→ Set problem
According to the weather forecasting notebook below, what span of years does the hourly Delhi weather dataset cover?
-- Begin Selected text --
# **Introduction**

A time series is a series of data points ordered in time. Time series adds an explicit order dependence between observations: a time dimension. In a normal machine learning dataset, the dataset is a collection of observations that are treated equally when future is being predicted, however in time series each data point is closely related to other.

![https://www.vmcdn.ca/f/files/via/images/weather/rain-umbrella-vancouver-weather.jpg;w=960](http://www.vmcdn.ca/f/files/via/images/weather/rain-umbrella-vancouver-weather.jpg;w=960)

# **Problem Statement**
The dataset contains hourly weather data of Delhi from 1996-2017 in degree celsius. For this Notebook I took the hourly temperature for analysis and forecasting.

# Content:

**1. EDA**:Exploratory Data Analysis on Hourly, Daily, Monthly and Yearly Data.

**2. Analysis of Daily Data:-** MA model to predict Daily temperature

**3. Analysis of Monthly Data:-** 
* Checking data stationarity
* Making data stationarity
* Differencing to make data stationarity

**4. SARIMAX Model:**
* Parameter tuning
* Fitting model
* Predicting test data
* Predicting new data

**5. Neural Networks(LSTM)**
* Data normalization
* Data preparation
* Model Building
* Predicting test data

**Import Libraries**

In [None]:
import numpy as np 
import pandas as pd 
import itertools
import seaborn as sns
import warnings
warnings.filterwarnings("ignore")
import matplotlib.pyplot as plt
%matplotlib inline

from sklearn.metrics import mean_squared_error

# import os
# for dirname, _, filenames in os.walk('/Users/rittik/Desktop/untitled folder/LSTM-weather-prediction'):
#     for filename in filenames:
#         print(os.path.join(dirname, filename))



: 

**Read the data**

In [None]:
data=pd.read_csv("./testset.csv")
data.head()

: 

# Exploratory Data Analysis

In [None]:
data.shape

: 

**I have extracted datetime and temperature from the data**

In [None]:
data=data[["datetime_utc"," _tempm"]]
data.head()

: 

In [None]:
data.columns=["date","temp"]
data.columns

: 

In [None]:
data.dtypes

: 

**Converting date columns into pandas datetime format**

In [None]:
data["date"]=pd.to_datetime(data["date"],format="%Y%m%d-%H:%M")
-- End Selected text --
-- Begin Provided data --
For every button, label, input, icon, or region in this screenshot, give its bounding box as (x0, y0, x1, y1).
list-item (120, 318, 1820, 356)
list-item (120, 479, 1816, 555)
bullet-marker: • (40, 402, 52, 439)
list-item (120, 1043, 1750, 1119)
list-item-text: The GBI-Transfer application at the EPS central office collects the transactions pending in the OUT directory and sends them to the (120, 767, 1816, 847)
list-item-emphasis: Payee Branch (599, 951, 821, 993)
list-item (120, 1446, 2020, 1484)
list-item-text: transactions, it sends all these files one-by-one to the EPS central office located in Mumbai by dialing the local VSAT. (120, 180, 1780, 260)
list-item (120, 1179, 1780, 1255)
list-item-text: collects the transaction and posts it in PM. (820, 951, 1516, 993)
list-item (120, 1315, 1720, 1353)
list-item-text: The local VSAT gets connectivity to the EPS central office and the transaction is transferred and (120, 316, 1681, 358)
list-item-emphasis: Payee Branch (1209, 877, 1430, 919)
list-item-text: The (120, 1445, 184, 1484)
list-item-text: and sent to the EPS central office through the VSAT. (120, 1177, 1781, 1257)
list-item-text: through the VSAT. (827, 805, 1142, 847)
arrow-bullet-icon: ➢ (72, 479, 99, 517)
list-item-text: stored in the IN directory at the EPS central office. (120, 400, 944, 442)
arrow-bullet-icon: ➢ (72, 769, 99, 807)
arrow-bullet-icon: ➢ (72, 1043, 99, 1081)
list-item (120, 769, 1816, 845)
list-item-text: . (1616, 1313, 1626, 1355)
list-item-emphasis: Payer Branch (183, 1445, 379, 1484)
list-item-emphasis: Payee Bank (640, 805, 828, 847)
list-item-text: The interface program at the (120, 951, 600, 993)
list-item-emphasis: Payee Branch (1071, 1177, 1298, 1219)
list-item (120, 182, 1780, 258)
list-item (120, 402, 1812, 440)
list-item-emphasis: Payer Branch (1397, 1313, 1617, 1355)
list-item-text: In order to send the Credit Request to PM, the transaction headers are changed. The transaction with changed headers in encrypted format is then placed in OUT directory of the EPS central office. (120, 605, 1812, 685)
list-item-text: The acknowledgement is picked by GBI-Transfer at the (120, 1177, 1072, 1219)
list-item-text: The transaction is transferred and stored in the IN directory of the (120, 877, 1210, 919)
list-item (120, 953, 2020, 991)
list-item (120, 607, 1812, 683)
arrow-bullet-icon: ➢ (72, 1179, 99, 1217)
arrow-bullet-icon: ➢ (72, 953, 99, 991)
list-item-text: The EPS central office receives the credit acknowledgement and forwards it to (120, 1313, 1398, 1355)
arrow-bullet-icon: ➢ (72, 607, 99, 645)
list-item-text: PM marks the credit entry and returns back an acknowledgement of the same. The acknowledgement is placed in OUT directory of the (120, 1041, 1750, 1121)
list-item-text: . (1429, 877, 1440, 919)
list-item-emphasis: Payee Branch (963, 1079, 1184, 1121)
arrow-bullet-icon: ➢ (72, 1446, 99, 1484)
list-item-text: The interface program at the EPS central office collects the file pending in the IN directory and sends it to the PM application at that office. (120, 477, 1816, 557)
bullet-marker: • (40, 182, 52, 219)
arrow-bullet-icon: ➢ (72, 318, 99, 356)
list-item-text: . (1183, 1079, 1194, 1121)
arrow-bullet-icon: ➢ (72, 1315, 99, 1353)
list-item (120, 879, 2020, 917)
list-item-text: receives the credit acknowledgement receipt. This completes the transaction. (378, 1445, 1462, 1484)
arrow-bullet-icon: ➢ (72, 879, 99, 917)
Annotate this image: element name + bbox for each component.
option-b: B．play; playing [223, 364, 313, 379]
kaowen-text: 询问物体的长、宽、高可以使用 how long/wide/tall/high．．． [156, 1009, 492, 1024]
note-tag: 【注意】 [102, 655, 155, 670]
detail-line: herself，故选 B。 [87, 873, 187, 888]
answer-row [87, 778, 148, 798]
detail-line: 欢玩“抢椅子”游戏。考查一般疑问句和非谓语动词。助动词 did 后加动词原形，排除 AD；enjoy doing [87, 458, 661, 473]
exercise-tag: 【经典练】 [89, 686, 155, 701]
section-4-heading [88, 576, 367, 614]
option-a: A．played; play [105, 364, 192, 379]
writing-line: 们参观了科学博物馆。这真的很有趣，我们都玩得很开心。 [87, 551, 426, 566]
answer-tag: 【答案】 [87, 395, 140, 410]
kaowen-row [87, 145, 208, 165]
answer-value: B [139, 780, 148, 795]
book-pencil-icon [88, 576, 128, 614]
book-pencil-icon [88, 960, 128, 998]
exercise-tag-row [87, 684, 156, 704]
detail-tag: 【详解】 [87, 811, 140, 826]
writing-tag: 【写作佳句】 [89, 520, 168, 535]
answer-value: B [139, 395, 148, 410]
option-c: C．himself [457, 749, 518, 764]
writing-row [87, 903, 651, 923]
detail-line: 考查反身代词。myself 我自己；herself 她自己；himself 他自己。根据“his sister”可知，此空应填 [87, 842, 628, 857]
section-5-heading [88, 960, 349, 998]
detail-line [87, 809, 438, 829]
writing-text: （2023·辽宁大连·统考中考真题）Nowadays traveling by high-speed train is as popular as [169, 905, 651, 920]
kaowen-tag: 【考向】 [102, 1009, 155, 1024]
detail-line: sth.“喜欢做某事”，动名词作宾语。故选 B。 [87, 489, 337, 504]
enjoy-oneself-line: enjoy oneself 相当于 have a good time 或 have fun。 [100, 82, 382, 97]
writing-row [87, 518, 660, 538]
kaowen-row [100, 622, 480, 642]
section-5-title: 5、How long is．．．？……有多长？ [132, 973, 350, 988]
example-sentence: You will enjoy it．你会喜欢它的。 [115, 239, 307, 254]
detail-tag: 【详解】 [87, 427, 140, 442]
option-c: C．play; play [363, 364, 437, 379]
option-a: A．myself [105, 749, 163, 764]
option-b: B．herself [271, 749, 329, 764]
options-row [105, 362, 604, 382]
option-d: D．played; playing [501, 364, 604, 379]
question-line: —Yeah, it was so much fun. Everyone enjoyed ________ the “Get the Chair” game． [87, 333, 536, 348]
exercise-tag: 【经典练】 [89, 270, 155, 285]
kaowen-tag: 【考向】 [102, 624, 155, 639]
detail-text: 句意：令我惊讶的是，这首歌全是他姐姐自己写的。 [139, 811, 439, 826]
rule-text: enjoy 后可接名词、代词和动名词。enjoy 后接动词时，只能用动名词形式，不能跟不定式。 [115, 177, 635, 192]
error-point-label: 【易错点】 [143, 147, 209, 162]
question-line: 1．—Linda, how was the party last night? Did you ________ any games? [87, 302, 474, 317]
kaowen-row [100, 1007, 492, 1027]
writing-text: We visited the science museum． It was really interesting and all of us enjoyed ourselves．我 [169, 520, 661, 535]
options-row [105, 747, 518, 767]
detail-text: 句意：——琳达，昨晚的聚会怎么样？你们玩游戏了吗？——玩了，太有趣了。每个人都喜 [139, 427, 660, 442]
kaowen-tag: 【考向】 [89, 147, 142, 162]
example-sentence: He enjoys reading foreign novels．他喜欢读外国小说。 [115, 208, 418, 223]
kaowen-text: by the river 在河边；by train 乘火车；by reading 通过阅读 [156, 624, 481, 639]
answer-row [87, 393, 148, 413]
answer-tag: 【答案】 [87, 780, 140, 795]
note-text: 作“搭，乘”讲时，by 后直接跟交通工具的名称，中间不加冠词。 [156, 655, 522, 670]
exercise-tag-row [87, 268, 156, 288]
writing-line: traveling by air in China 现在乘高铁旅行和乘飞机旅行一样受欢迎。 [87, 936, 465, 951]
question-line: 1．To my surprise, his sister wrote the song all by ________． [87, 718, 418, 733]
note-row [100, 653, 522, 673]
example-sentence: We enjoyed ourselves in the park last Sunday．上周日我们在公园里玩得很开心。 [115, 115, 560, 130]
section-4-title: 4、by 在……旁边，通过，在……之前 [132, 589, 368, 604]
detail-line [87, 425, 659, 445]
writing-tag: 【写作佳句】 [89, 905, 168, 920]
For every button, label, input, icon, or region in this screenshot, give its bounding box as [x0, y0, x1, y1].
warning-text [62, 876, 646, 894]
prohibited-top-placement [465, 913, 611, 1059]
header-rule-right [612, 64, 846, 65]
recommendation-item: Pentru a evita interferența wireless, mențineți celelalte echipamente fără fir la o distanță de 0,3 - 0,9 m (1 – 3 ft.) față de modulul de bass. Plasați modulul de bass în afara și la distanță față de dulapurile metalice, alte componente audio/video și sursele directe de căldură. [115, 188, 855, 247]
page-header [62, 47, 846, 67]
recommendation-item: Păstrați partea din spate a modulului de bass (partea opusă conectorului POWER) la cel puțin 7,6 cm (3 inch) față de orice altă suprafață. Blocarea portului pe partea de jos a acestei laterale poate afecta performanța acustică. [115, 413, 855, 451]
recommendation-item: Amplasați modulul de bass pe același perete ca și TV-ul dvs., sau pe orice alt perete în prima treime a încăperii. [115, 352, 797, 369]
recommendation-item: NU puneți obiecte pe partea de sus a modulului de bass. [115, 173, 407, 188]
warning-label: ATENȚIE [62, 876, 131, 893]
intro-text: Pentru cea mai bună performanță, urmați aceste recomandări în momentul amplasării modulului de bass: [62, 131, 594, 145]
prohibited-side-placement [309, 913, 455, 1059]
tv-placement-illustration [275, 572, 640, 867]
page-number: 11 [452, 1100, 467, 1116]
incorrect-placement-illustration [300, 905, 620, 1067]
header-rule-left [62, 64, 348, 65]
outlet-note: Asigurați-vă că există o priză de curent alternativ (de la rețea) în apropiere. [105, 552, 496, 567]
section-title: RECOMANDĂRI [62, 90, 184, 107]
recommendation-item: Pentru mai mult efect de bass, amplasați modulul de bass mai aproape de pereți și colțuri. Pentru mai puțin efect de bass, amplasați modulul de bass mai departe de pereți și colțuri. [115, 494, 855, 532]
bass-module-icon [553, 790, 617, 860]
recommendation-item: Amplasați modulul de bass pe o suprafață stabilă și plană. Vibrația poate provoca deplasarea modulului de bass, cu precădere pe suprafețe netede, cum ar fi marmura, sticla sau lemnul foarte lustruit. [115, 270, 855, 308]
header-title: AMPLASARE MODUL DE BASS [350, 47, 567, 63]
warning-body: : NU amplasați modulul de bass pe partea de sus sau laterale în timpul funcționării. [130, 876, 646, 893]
-- End Provided data --
→ The solution
1996 to 2017